Begin at the line in the items that has "build-range: 建筑计划范围: 1x1 (180, 429, 308, 447)" and stop after the line that has "gold-ore-icon (971, 29, 995, 53)", and convert those lines into a Markdown table with the columns Row and Line. Number each line in Row and skip any blank lines.

» **SUPPLIED ENTRIES**

□ □ □ □ □ □ □

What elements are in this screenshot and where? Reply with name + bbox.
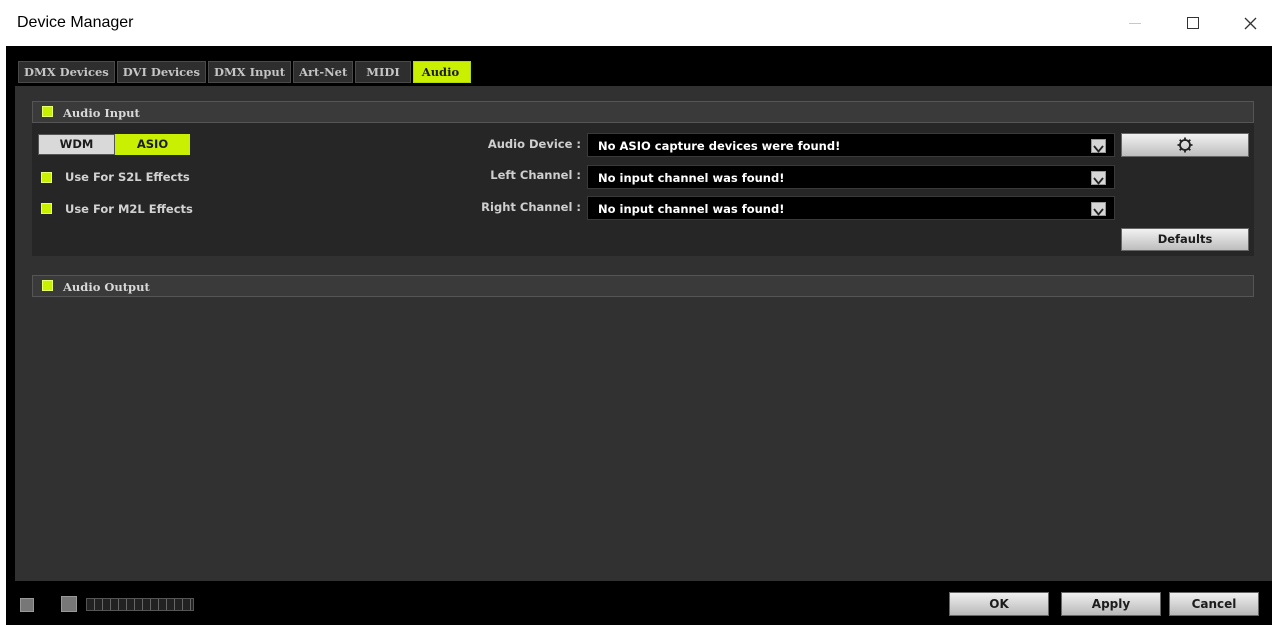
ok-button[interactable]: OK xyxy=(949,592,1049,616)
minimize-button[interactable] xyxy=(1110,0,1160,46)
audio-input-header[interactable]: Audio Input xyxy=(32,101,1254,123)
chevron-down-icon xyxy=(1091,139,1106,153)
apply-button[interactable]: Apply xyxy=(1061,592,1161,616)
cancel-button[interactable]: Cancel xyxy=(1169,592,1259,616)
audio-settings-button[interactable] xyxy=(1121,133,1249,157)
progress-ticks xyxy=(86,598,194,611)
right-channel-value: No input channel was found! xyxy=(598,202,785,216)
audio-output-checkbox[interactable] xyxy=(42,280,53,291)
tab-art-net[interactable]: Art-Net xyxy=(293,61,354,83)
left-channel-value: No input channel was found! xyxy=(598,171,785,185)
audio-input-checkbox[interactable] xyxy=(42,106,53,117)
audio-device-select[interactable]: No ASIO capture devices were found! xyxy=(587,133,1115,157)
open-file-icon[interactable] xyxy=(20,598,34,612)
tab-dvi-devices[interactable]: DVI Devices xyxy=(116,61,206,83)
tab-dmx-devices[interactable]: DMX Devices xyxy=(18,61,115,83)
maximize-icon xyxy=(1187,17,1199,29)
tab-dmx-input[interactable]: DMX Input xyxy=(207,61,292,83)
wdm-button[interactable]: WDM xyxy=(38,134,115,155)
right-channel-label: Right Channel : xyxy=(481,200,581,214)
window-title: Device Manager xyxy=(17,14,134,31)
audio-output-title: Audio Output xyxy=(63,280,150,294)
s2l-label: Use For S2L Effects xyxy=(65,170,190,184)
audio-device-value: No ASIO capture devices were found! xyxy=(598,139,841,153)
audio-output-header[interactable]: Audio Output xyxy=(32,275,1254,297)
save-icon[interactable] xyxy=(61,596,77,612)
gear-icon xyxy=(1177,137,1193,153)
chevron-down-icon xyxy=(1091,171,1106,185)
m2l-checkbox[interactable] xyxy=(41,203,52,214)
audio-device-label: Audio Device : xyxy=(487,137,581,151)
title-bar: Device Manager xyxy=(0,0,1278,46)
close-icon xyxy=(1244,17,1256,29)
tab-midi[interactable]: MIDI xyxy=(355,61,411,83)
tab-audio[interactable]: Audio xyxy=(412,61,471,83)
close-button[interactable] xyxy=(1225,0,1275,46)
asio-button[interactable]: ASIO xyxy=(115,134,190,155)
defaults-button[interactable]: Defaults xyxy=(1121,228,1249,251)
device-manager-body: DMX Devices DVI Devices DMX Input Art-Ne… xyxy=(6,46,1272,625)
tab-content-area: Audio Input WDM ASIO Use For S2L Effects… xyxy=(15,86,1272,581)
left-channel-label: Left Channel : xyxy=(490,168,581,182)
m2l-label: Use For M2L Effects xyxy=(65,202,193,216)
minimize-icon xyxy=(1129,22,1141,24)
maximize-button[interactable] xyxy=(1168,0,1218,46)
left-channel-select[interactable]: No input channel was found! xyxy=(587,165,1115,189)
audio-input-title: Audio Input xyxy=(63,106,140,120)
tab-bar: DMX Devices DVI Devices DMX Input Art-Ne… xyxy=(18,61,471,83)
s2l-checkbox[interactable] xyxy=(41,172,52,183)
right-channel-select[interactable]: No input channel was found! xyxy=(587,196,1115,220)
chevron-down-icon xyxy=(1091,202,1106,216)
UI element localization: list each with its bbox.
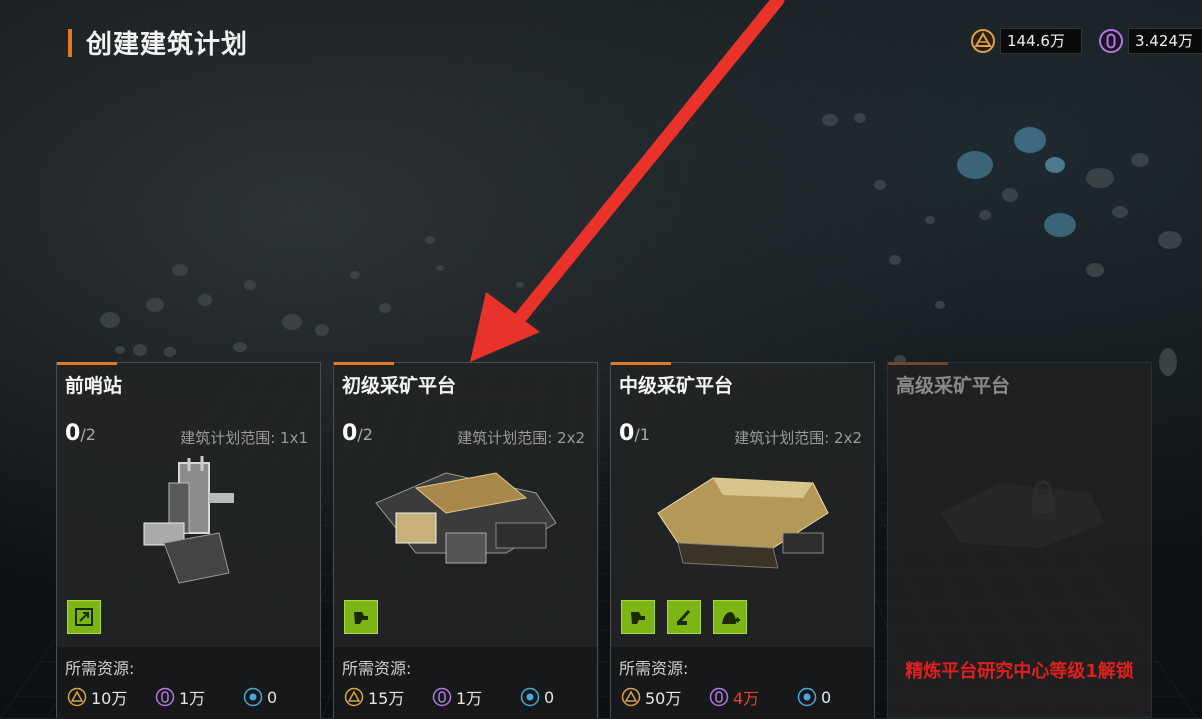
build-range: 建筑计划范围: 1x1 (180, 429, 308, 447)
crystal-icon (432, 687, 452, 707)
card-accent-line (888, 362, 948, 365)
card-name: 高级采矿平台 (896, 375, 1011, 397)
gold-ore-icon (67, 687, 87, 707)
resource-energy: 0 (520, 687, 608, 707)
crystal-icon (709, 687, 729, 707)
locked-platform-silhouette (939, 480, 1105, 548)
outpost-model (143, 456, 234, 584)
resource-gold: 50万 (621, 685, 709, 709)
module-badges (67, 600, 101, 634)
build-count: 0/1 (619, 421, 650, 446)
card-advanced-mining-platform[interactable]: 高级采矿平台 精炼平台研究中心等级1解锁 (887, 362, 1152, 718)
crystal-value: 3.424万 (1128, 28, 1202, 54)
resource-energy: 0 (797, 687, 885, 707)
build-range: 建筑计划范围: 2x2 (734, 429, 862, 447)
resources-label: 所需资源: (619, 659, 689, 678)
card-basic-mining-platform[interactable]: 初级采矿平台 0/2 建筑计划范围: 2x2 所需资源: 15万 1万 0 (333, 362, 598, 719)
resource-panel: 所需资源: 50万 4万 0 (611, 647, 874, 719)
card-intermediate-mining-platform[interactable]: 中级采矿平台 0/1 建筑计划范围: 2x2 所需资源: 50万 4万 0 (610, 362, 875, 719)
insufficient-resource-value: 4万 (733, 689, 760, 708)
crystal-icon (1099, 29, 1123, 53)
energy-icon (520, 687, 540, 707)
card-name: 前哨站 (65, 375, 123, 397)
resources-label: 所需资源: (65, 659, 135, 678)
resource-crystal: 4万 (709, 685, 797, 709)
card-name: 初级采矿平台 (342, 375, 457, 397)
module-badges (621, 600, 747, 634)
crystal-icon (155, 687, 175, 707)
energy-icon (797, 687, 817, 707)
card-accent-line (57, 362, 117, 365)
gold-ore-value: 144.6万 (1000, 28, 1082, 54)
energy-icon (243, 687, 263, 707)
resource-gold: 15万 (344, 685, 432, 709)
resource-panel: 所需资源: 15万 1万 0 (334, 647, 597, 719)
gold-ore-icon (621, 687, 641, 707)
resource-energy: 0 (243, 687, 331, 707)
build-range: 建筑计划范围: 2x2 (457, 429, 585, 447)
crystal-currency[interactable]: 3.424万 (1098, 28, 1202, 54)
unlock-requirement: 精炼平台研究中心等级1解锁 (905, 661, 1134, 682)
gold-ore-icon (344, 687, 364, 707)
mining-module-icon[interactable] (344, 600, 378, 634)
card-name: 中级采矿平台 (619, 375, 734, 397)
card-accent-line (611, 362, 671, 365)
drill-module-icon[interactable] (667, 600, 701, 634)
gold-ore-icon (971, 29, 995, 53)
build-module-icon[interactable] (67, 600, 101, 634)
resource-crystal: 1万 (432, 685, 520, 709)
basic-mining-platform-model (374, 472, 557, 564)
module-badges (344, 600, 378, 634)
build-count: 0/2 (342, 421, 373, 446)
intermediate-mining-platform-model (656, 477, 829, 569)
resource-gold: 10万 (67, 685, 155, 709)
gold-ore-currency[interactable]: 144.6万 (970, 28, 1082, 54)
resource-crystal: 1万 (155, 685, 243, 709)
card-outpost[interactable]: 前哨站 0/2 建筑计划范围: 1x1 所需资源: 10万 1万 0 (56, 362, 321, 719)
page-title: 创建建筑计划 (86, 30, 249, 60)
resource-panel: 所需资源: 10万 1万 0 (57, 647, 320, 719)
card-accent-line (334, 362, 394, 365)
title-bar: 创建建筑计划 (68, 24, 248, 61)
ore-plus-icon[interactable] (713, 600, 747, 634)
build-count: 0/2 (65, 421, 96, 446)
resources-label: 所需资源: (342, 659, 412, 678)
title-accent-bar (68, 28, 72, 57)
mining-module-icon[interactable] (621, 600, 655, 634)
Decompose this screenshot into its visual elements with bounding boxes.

□ □ □ □ □ □ □

» **RESULT FOR THIS TASK**
| Row | Line |
|---|---|
| 1 | build-range: 建筑计划范围: 1x1 (180, 429, 308, 447) |
| 2 | crystal-icon (432, 687, 452, 707) |
| 3 | card-accent-line (888, 362, 948, 365) |
| 4 | card-name: 高级采矿平台 (896, 375, 1011, 397) |
| 5 | gold-ore-icon (67, 687, 87, 707) |
| 6 | resource-energy: 0 (520, 687, 608, 707) |
| 7 | crystal-icon (709, 687, 729, 707) |
| 8 | locked-platform-silhouette (939, 480, 1105, 548) |
| 9 | outpost-model (143, 456, 234, 584) |
| 10 | resource-gold: 50万 (621, 685, 709, 709) |
| 11 | module-badges (67, 600, 101, 634) |
| 12 | build-count: 0/1 (619, 421, 650, 446) |
| 13 | card-advanced-mining-platform[interactable]: 高级采矿平台 精炼平台研究中心等级1解锁 (887, 362, 1152, 718) |
| 14 | crystal-value: 3.424万 (1128, 28, 1202, 54) |
| 15 | resource-energy: 0 (797, 687, 885, 707) |
| 16 | build-range: 建筑计划范围: 2x2 (734, 429, 862, 447) |
| 17 | resources-label: 所需资源: (619, 659, 689, 678) |
| 18 | card-basic-mining-platform[interactable]: 初级采矿平台 0/2 建筑计划范围: 2x2 所需资源: 15万 1万 0 (333, 362, 598, 719) |
| 19 | resource-panel: 所需资源: 50万 4万 0 (611, 647, 874, 719) |
| 20 | card-intermediate-mining-platform[interactable]: 中级采矿平台 0/1 建筑计划范围: 2x2 所需资源: 50万 4万 0 (610, 362, 875, 719) |
| 21 | insufficient-resource-value: 4万 (733, 689, 760, 708) |
| 22 | crystal-icon (1099, 29, 1123, 53) |
| 23 | energy-icon (520, 687, 540, 707) |
| 24 | card-name: 前哨站 (65, 375, 123, 397) |
| 25 | resources-label: 所需资源: (65, 659, 135, 678) |
| 26 | resource-crystal: 4万 (709, 685, 797, 709) |
| 27 | card-name: 初级采矿平台 (342, 375, 457, 397) |
| 28 | module-badges (621, 600, 747, 634) |
| 29 | crystal-icon (155, 687, 175, 707) |
| 30 | energy-icon (797, 687, 817, 707) |
| 31 | card-accent-line (57, 362, 117, 365) |
| 32 | gold-ore-value: 144.6万 (1000, 28, 1082, 54) |
| 33 | energy-icon (243, 687, 263, 707) |
| 34 | resource-gold: 15万 (344, 685, 432, 709) |
| 35 | resource-panel: 所需资源: 15万 1万 0 (334, 647, 597, 719) |
| 36 | gold-ore-icon (621, 687, 641, 707) |
| 37 | resource-energy: 0 (243, 687, 331, 707) |
| 38 | build-range: 建筑计划范围: 2x2 (457, 429, 585, 447) |
| 39 | crystal-currency[interactable]: 3.424万 (1098, 28, 1202, 54) |
| 40 | unlock-requirement: 精炼平台研究中心等级1解锁 (905, 661, 1134, 682) |
| 41 | gold-ore-icon (344, 687, 364, 707) |
| 42 | mining-module-icon[interactable] (344, 600, 378, 634) |
| 43 | card-name: 中级采矿平台 (619, 375, 734, 397) |
| 44 | card-accent-line (611, 362, 671, 365) |
| 45 | drill-module-icon[interactable] (667, 600, 701, 634) |
| 46 | gold-ore-icon (971, 29, 995, 53) |